» **The request**: Work out how many lines in the data hold the word "Buvo", and reply with that number only.

» **Records**:
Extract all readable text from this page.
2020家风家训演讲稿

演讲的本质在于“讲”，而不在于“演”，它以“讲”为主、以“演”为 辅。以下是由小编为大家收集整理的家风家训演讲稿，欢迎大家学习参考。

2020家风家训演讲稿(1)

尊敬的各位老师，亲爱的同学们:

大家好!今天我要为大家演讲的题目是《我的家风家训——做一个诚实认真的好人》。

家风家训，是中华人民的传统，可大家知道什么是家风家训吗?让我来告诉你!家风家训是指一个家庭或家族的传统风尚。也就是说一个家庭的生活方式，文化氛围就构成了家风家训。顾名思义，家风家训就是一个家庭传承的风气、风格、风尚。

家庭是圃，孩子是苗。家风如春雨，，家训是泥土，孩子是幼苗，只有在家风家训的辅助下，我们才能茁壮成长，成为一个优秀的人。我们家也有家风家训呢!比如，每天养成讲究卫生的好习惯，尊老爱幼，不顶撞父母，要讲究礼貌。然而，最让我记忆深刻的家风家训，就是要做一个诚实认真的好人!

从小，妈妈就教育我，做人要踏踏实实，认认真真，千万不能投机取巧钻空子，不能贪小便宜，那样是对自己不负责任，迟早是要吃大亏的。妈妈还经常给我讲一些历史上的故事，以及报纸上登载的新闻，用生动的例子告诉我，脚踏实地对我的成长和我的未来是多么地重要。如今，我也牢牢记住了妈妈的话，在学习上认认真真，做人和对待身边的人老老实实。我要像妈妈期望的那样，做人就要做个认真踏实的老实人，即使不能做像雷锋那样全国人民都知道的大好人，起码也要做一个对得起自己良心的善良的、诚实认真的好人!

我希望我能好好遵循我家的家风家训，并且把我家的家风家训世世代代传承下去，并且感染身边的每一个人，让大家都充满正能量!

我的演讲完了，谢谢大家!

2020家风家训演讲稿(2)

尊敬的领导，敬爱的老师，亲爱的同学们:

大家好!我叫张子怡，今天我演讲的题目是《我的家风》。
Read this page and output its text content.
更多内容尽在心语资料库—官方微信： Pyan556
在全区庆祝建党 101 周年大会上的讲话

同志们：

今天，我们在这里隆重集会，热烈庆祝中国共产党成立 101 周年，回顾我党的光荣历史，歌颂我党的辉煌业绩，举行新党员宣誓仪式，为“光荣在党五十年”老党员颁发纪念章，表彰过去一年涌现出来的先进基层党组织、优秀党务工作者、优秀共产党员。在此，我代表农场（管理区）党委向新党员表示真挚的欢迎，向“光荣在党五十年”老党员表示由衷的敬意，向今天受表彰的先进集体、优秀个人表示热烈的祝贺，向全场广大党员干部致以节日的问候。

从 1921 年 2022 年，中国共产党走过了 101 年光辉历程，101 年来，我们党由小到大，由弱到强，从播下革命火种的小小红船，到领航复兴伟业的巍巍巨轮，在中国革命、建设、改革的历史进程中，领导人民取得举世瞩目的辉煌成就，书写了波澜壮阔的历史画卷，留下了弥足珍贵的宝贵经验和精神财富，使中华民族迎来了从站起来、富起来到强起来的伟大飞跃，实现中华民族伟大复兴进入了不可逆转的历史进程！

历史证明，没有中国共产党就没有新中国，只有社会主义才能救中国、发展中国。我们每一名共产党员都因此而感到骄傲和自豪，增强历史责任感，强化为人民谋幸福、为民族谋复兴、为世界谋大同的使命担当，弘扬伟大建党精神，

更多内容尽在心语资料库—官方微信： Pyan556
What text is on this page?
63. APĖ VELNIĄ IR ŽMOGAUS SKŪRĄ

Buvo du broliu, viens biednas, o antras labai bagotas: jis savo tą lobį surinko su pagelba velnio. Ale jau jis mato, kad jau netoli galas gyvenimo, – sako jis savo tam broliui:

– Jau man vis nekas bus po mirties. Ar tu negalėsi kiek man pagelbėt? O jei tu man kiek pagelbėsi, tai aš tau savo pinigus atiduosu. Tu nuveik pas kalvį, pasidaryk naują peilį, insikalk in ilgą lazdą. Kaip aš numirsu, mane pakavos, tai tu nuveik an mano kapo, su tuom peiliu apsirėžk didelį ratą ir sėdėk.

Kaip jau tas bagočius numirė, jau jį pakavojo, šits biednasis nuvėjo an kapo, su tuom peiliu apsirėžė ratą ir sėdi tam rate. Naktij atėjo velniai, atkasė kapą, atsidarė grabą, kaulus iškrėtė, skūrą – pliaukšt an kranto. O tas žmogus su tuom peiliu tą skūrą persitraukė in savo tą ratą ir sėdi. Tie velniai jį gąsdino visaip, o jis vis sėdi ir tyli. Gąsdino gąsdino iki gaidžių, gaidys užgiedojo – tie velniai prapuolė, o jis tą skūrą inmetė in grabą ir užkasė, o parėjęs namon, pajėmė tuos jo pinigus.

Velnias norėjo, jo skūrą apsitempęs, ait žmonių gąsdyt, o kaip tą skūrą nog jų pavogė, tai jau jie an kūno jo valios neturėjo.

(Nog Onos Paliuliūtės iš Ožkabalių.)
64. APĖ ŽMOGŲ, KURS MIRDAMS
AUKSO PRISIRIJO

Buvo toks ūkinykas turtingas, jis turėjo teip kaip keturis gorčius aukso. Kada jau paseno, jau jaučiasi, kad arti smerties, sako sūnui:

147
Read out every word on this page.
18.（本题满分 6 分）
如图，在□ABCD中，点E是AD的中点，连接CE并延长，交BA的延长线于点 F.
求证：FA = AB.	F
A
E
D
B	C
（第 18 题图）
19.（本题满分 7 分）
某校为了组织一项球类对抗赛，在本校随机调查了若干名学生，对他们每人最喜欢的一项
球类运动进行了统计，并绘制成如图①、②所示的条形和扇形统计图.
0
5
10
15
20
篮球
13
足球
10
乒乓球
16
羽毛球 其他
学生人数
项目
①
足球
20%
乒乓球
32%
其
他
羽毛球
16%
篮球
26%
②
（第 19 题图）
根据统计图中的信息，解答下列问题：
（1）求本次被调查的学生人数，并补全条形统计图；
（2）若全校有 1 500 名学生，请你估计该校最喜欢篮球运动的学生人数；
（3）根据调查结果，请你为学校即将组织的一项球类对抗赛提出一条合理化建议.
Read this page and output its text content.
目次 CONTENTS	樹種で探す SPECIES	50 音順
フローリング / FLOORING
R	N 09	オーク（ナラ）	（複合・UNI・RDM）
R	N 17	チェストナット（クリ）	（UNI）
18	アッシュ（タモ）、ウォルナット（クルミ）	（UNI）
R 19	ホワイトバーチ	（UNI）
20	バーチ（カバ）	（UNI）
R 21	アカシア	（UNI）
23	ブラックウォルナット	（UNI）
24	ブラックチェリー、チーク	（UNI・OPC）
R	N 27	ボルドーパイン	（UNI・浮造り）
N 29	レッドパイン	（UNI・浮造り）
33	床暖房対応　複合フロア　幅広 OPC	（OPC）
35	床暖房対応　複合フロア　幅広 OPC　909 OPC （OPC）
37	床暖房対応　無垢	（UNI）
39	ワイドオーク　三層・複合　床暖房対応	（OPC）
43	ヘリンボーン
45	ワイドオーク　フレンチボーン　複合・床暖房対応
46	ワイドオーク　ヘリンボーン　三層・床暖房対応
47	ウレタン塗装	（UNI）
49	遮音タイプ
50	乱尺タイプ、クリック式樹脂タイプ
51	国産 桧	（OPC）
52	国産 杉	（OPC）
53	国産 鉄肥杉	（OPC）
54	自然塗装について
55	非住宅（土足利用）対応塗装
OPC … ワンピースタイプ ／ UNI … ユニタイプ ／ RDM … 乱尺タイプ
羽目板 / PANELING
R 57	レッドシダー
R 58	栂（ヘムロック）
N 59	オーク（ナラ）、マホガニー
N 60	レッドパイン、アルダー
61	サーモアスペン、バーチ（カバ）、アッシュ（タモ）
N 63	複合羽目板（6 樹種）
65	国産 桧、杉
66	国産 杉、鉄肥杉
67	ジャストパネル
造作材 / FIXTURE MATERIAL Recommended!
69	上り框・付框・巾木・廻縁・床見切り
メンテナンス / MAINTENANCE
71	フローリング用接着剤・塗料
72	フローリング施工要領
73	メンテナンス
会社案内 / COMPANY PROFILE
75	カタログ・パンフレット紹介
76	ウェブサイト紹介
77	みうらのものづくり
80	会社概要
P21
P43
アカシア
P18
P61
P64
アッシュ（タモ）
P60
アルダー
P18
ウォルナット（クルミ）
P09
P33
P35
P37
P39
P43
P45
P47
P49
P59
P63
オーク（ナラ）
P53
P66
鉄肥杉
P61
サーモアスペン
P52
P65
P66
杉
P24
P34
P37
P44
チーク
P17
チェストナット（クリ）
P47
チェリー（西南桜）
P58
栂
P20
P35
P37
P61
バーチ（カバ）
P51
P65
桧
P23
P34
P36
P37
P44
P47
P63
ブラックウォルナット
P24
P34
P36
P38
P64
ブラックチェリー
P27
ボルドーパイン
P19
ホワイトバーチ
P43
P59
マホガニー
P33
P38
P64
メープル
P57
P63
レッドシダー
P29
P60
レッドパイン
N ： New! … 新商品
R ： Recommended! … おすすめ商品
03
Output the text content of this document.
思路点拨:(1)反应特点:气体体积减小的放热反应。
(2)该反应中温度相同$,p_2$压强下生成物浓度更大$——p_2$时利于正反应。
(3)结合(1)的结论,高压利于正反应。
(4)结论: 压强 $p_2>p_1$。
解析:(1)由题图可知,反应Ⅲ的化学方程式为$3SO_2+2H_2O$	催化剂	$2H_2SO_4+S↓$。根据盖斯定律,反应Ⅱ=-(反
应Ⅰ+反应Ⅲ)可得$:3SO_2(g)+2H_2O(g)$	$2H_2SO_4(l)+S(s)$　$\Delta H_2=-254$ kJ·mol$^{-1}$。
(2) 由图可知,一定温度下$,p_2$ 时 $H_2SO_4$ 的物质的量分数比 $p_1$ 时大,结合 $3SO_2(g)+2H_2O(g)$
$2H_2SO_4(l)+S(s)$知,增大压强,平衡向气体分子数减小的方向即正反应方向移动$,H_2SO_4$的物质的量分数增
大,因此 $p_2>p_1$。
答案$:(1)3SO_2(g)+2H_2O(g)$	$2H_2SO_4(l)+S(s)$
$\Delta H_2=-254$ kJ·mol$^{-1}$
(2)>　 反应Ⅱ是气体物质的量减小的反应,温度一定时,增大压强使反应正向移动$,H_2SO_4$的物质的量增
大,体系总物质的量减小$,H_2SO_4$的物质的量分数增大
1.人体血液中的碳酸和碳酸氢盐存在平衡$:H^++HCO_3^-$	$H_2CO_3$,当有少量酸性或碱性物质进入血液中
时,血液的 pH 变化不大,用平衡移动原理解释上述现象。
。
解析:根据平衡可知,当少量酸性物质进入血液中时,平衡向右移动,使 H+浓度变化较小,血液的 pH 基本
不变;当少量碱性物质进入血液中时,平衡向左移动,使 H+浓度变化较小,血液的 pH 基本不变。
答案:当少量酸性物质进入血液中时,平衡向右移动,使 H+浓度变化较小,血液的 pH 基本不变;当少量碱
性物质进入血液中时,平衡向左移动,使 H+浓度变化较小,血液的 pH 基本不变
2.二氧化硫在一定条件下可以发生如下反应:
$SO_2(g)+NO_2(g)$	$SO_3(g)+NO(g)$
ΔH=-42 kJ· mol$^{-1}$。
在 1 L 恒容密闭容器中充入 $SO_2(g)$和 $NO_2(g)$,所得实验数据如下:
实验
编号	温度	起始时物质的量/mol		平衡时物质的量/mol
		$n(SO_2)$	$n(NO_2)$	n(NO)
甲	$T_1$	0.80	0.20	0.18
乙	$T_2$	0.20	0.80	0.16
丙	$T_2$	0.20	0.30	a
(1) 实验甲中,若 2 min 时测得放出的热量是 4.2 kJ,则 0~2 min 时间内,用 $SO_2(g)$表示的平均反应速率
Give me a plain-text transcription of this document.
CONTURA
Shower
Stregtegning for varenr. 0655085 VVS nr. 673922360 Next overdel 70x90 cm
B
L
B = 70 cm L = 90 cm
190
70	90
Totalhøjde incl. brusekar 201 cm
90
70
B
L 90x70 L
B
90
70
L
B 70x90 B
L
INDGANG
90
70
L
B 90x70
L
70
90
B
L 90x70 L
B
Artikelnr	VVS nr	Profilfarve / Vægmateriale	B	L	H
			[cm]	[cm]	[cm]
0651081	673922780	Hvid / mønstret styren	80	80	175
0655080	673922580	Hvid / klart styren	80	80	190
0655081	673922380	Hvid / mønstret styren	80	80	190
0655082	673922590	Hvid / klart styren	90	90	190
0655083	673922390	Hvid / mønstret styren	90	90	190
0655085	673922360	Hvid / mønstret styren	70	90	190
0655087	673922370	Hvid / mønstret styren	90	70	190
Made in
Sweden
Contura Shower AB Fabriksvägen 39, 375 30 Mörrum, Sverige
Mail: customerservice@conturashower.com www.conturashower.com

» **Completed task**: 2